> **GIVEN PROBLEM**:
Give the number of lines that hold the string "fill". Nothing else is needed.

> **GIVEN DATA**:

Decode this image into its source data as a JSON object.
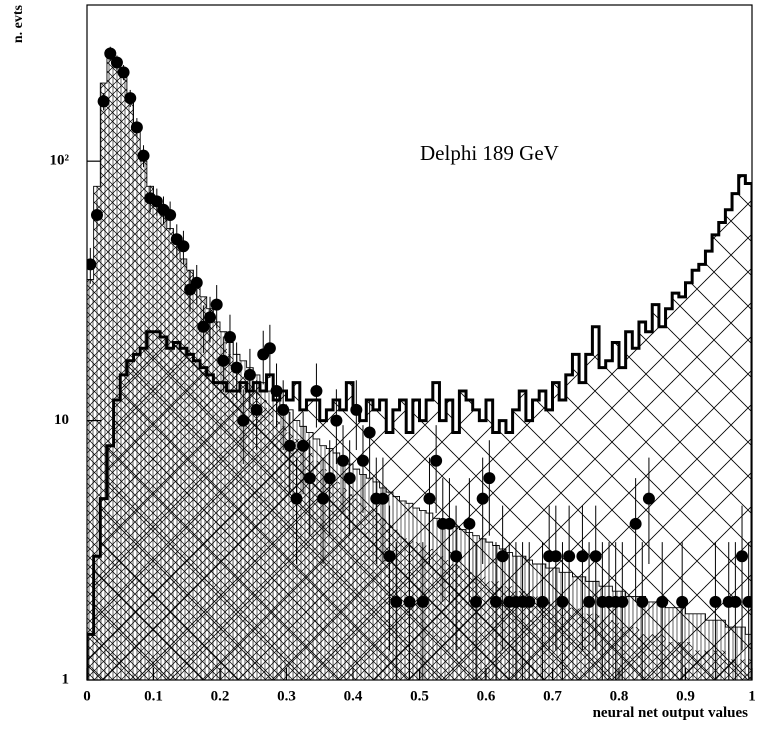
{
  "chart_data": {
    "type": "histogram",
    "annotation": "Delphi  189 GeV",
    "x_label": "neural net output values",
    "y_label": "n. evts",
    "log_y": true,
    "xlim": [
      0,
      1
    ],
    "ylim": [
      1,
      400
    ],
    "xticks": [
      0,
      0.1,
      0.2,
      0.3,
      0.4,
      0.5,
      0.6,
      0.7,
      0.8,
      0.9,
      1
    ],
    "yticks": [
      1,
      10,
      {
        "value": 100,
        "label": "10²"
      }
    ],
    "bins": [
      0,
      0.01,
      0.02,
      0.03,
      0.04,
      0.05,
      0.06,
      0.07,
      0.08,
      0.09,
      0.1,
      0.11,
      0.12,
      0.13,
      0.14,
      0.15,
      0.16,
      0.17,
      0.18,
      0.19,
      0.2,
      0.21,
      0.22,
      0.23,
      0.24,
      0.25,
      0.26,
      0.27,
      0.28,
      0.29,
      0.3,
      0.31,
      0.32,
      0.33,
      0.34,
      0.35,
      0.36,
      0.37,
      0.38,
      0.39,
      0.4,
      0.41,
      0.42,
      0.43,
      0.44,
      0.45,
      0.46,
      0.47,
      0.48,
      0.49,
      0.5,
      0.51,
      0.52,
      0.53,
      0.54,
      0.55,
      0.56,
      0.57,
      0.58,
      0.59,
      0.6,
      0.61,
      0.62,
      0.63,
      0.64,
      0.65,
      0.66,
      0.67,
      0.68,
      0.69,
      0.7,
      0.71,
      0.72,
      0.73,
      0.74,
      0.75,
      0.76,
      0.77,
      0.78,
      0.79,
      0.8,
      0.81,
      0.82,
      0.83,
      0.84,
      0.85,
      0.86,
      0.87,
      0.88,
      0.89,
      0.9,
      0.91,
      0.92,
      0.93,
      0.94,
      0.95,
      0.96,
      0.97,
      0.98,
      0.99,
      1
    ],
    "series": [
      {
        "color": "#000000",
        "fill": "large-crosshatch",
        "outline": "thick",
        "values": [
          1.5,
          3,
          5,
          8,
          12,
          15,
          17,
          18,
          19,
          22,
          22,
          21,
          19,
          20,
          19,
          18,
          17,
          16,
          15,
          14,
          14,
          13,
          13,
          14,
          13,
          14,
          13,
          15,
          12,
          13,
          12,
          14,
          11,
          12,
          12,
          10,
          11,
          12,
          11,
          14,
          11,
          10,
          12,
          11,
          12,
          9,
          11,
          12,
          9,
          12,
          10,
          12,
          14,
          10,
          12,
          9,
          13,
          12,
          11,
          10,
          12,
          9,
          10,
          9,
          11,
          13,
          10,
          12,
          13,
          11,
          14,
          12,
          15,
          18,
          14,
          18,
          23,
          16,
          17,
          20,
          16,
          22,
          19,
          24,
          22,
          28,
          23,
          27,
          31,
          30,
          34,
          38,
          40,
          45,
          52,
          58,
          65,
          75,
          88,
          82
        ]
      },
      {
        "color": "#000000",
        "fill": "vertical-hatch",
        "outline": "thin",
        "values": [
          35,
          80,
          200,
          250,
          240,
          210,
          170,
          130,
          100,
          80,
          70,
          62,
          55,
          48,
          42,
          38,
          34,
          30,
          27,
          24,
          22,
          20,
          18,
          17,
          16,
          15,
          14,
          13,
          12,
          11.5,
          11,
          10,
          9.5,
          9,
          8.5,
          8,
          7.8,
          7.5,
          7,
          6.8,
          6.5,
          6.2,
          6,
          5.8,
          5.5,
          5.3,
          5.1,
          4.9,
          4.8,
          4.6,
          4.5,
          4.4,
          4.2,
          4.1,
          4,
          3.9,
          3.8,
          3.7,
          3.6,
          3.5,
          3.4,
          3.3,
          3.2,
          3.1,
          3,
          3,
          2.9,
          2.8,
          2.8,
          2.7,
          2.7,
          2.6,
          2.6,
          2.5,
          2.5,
          2.4,
          2.4,
          2.3,
          2.3,
          2.2,
          2.2,
          2.1,
          2.1,
          2.1,
          2,
          2,
          2,
          1.9,
          1.9,
          1.9,
          1.8,
          1.8,
          1.8,
          1.7,
          1.7,
          1.7,
          1.6,
          1.6,
          1.6,
          1.5
        ]
      },
      {
        "color": "#000000",
        "fill": "small-crosshatch",
        "outline": "none",
        "values": [
          35,
          80,
          200,
          250,
          240,
          210,
          170,
          130,
          100,
          80,
          70,
          62,
          55,
          48,
          42,
          38,
          34,
          30,
          27,
          24,
          20,
          18,
          16,
          15,
          14,
          13,
          12,
          11,
          10,
          9.5,
          9,
          8.5,
          8,
          7.5,
          7,
          6.5,
          6,
          5.8,
          5.5,
          5.2,
          5,
          4.8,
          4.6,
          4.4,
          4.2,
          4,
          3.8,
          3.6,
          3.5,
          3.4,
          3.3,
          3.2,
          3.1,
          3,
          2.9,
          2.8,
          2.7,
          2.6,
          2.5,
          2.5,
          2.4,
          2.4,
          2.3,
          2.3,
          2.2,
          2.2,
          2.1,
          2.1,
          2,
          2,
          2,
          1.9,
          1.9,
          1.9,
          1.8,
          1.8,
          1.8,
          1.7,
          1.7,
          1.7,
          1.6,
          1.6,
          1.6,
          1.5,
          1.5,
          1.5,
          1.5,
          1.4,
          1.4,
          1.4,
          1.4,
          1.3,
          1.3,
          1.3,
          1.3,
          1.3,
          1.2,
          1.2,
          1.2,
          1.2
        ]
      }
    ],
    "points": {
      "color": "#000000",
      "x": [
        0.005,
        0.015,
        0.025,
        0.035,
        0.045,
        0.055,
        0.065,
        0.075,
        0.085,
        0.095,
        0.105,
        0.115,
        0.125,
        0.135,
        0.145,
        0.155,
        0.165,
        0.175,
        0.185,
        0.195,
        0.205,
        0.215,
        0.225,
        0.235,
        0.245,
        0.255,
        0.265,
        0.275,
        0.285,
        0.295,
        0.305,
        0.315,
        0.325,
        0.335,
        0.345,
        0.355,
        0.365,
        0.375,
        0.385,
        0.395,
        0.405,
        0.415,
        0.425,
        0.435,
        0.445,
        0.455,
        0.465,
        0.485,
        0.505,
        0.515,
        0.525,
        0.535,
        0.545,
        0.555,
        0.575,
        0.585,
        0.595,
        0.605,
        0.615,
        0.625,
        0.635,
        0.645,
        0.655,
        0.665,
        0.685,
        0.695,
        0.705,
        0.715,
        0.725,
        0.745,
        0.755,
        0.765,
        0.775,
        0.785,
        0.795,
        0.805,
        0.825,
        0.835,
        0.845,
        0.865,
        0.895,
        0.945,
        0.965,
        0.975,
        0.985,
        0.995
      ],
      "values": [
        40,
        62,
        170,
        260,
        240,
        220,
        175,
        135,
        105,
        72,
        70,
        65,
        62,
        50,
        47,
        32,
        34,
        23,
        25,
        28,
        17,
        21,
        16,
        10,
        15,
        11,
        18,
        19,
        13,
        11,
        8,
        5,
        8,
        6,
        13,
        5,
        6,
        10,
        7,
        6,
        11,
        7,
        9,
        5,
        5,
        3,
        2,
        2,
        2,
        5,
        7,
        4,
        4,
        3,
        4,
        2,
        5,
        6,
        2,
        3,
        2,
        2,
        2,
        2,
        2,
        3,
        3,
        2,
        3,
        3,
        2,
        3,
        2,
        2,
        2,
        2,
        4,
        2,
        5,
        2,
        2,
        2,
        2,
        2,
        3,
        2
      ],
      "errors": [
        6.3,
        7.9,
        13,
        16.1,
        15.5,
        14.8,
        13.2,
        11.6,
        10.2,
        8.5,
        8.4,
        8.1,
        7.9,
        7.1,
        6.9,
        5.7,
        5.8,
        4.8,
        5,
        5.3,
        4.1,
        4.6,
        4,
        3.2,
        3.9,
        3.3,
        4.2,
        4.4,
        3.6,
        3.3,
        2.8,
        2.2,
        2.8,
        2.4,
        3.6,
        2.2,
        2.4,
        3.2,
        2.6,
        2.4,
        3.3,
        2.6,
        3,
        2.2,
        2.2,
        1.7,
        1.4,
        1.4,
        1.4,
        2.2,
        2.6,
        2,
        2,
        1.7,
        2,
        1.4,
        2.2,
        2.4,
        1.4,
        1.7,
        1.4,
        1.4,
        1.4,
        1.4,
        1.4,
        1.7,
        1.7,
        1.4,
        1.7,
        1.7,
        1.4,
        1.7,
        1.4,
        1.4,
        1.4,
        1.4,
        2,
        1.4,
        2.2,
        1.4,
        1.4,
        1.4,
        1.4,
        1.4,
        1.7,
        1.4
      ]
    }
  }
}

> **RESPONSE**:
3